(Dataset items)
.....

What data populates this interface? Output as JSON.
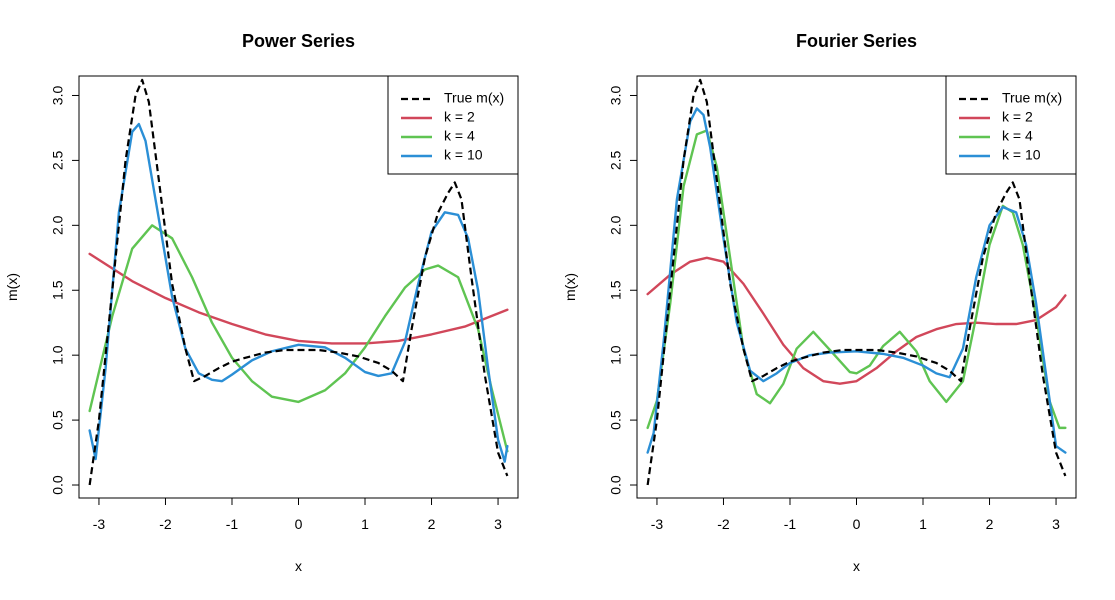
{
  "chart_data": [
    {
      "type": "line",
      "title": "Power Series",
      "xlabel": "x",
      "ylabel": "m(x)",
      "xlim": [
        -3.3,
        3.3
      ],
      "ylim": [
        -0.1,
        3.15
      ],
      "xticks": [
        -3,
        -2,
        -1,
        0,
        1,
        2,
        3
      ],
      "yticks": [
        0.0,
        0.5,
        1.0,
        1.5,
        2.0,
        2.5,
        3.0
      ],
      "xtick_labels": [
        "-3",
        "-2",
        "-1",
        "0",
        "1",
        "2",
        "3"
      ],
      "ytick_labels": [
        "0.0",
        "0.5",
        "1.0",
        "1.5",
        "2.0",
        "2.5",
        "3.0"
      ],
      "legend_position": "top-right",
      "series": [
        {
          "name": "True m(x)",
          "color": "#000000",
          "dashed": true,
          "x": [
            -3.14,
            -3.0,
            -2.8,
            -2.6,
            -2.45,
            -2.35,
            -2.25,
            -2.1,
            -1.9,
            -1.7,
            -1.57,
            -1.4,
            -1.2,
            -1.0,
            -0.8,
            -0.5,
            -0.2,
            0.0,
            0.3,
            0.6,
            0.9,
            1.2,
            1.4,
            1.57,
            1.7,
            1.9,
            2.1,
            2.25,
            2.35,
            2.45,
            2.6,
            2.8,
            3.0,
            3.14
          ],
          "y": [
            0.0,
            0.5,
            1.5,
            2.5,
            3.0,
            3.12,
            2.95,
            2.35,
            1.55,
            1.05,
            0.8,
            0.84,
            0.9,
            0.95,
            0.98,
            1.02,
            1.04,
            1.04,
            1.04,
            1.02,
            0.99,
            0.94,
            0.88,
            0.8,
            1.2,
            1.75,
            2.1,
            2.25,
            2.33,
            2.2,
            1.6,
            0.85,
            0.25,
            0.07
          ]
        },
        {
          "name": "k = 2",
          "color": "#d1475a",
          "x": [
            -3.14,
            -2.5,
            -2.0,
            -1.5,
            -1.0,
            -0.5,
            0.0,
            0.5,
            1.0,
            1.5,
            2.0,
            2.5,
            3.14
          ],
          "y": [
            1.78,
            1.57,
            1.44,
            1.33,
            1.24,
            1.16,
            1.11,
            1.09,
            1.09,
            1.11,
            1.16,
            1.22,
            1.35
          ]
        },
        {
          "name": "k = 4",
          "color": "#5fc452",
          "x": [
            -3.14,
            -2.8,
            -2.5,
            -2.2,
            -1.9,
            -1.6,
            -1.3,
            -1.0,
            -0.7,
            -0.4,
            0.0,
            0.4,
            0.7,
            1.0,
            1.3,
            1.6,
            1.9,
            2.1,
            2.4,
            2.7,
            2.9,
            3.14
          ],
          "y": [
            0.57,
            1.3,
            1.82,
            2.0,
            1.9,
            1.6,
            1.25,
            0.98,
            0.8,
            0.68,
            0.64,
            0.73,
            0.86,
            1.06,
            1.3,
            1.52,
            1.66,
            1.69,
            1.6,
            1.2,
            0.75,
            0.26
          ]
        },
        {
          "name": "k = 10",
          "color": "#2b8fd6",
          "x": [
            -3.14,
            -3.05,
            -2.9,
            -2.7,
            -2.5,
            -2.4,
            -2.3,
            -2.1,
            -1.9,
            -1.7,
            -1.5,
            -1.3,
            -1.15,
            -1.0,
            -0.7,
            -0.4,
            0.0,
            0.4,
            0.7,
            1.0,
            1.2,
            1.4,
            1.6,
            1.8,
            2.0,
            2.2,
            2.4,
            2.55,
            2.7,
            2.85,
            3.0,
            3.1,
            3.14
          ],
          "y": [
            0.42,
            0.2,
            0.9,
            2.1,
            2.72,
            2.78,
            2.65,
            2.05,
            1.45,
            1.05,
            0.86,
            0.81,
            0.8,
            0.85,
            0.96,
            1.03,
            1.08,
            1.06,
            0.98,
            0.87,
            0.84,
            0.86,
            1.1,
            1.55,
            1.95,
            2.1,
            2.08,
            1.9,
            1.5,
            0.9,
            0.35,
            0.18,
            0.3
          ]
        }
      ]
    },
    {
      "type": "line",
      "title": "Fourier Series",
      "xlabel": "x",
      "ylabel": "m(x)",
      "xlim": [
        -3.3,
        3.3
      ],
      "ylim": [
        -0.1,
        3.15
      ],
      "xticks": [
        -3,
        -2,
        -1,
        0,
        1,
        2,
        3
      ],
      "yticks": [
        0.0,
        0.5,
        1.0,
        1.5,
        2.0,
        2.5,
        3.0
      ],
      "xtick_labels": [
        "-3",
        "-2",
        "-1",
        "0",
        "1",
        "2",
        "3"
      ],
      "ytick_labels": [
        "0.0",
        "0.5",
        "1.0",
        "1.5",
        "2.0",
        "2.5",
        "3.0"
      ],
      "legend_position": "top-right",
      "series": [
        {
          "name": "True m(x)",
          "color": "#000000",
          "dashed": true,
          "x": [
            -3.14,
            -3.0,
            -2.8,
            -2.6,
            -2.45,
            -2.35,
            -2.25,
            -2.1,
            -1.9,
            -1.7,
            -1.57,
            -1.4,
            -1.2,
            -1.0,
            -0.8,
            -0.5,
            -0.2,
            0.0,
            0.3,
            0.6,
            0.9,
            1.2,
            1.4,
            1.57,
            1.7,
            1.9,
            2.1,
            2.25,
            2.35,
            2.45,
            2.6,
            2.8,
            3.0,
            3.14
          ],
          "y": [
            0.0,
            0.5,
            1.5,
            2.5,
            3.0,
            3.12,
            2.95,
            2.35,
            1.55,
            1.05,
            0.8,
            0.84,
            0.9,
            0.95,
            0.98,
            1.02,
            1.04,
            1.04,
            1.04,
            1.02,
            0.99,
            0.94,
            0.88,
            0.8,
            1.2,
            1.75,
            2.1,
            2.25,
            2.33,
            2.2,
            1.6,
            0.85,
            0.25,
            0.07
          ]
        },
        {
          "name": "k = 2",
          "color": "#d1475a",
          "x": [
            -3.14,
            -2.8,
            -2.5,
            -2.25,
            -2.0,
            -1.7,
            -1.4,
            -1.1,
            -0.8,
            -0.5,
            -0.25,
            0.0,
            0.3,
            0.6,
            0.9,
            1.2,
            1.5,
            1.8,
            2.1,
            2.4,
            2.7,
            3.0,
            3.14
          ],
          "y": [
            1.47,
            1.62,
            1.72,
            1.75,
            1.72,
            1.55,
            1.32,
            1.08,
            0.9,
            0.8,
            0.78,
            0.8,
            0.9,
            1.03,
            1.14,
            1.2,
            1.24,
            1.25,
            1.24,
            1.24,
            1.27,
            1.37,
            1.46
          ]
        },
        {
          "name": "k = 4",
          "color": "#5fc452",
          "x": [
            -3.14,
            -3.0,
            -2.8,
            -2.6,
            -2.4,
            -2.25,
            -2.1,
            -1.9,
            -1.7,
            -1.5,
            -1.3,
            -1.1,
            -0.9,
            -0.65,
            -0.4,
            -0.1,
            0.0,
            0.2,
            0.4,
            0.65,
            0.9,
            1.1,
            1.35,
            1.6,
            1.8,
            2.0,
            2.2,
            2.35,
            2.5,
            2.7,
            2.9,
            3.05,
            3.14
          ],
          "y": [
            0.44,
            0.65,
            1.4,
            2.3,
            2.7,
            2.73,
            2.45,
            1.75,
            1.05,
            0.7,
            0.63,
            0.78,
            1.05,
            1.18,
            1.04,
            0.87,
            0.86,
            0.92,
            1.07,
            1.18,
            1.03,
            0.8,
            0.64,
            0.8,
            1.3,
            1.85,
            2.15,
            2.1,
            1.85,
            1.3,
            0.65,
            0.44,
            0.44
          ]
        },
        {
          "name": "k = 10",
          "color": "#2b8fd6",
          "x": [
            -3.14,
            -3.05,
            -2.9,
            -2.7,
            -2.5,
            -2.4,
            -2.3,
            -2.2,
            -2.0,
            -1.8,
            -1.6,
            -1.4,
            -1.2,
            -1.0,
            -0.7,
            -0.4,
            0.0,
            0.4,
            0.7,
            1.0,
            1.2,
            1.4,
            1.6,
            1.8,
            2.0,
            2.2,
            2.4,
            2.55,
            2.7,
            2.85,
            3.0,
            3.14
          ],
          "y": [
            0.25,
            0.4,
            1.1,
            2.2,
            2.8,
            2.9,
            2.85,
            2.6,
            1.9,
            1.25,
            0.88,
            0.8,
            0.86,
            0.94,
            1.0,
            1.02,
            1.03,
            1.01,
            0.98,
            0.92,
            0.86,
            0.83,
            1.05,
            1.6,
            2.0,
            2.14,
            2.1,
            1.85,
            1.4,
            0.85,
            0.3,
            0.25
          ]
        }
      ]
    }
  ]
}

.....

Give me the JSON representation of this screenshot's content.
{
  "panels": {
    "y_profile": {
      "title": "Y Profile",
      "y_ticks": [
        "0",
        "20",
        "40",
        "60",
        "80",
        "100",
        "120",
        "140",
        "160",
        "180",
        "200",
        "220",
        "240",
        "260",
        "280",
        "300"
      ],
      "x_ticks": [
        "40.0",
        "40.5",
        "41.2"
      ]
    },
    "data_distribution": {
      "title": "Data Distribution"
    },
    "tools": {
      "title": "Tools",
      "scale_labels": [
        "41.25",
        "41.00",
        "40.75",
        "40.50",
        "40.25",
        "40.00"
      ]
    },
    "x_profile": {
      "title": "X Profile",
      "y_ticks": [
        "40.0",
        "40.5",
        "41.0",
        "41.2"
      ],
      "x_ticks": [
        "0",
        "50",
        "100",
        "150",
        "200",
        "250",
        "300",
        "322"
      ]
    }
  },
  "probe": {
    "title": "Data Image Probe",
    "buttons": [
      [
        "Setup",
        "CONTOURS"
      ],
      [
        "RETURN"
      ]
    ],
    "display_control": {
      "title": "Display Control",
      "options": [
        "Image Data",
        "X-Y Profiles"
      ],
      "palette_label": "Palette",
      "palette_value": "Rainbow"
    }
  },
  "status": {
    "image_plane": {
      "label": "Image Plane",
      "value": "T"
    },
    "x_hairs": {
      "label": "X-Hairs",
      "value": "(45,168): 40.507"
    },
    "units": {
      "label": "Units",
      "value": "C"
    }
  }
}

.....

▶ Given problem
In the entries above, find each line with the word "JSON" and copy it.

▶ Output
What data populates this interface? Output as JSON.
Give me the JSON representation of this screenshot's content.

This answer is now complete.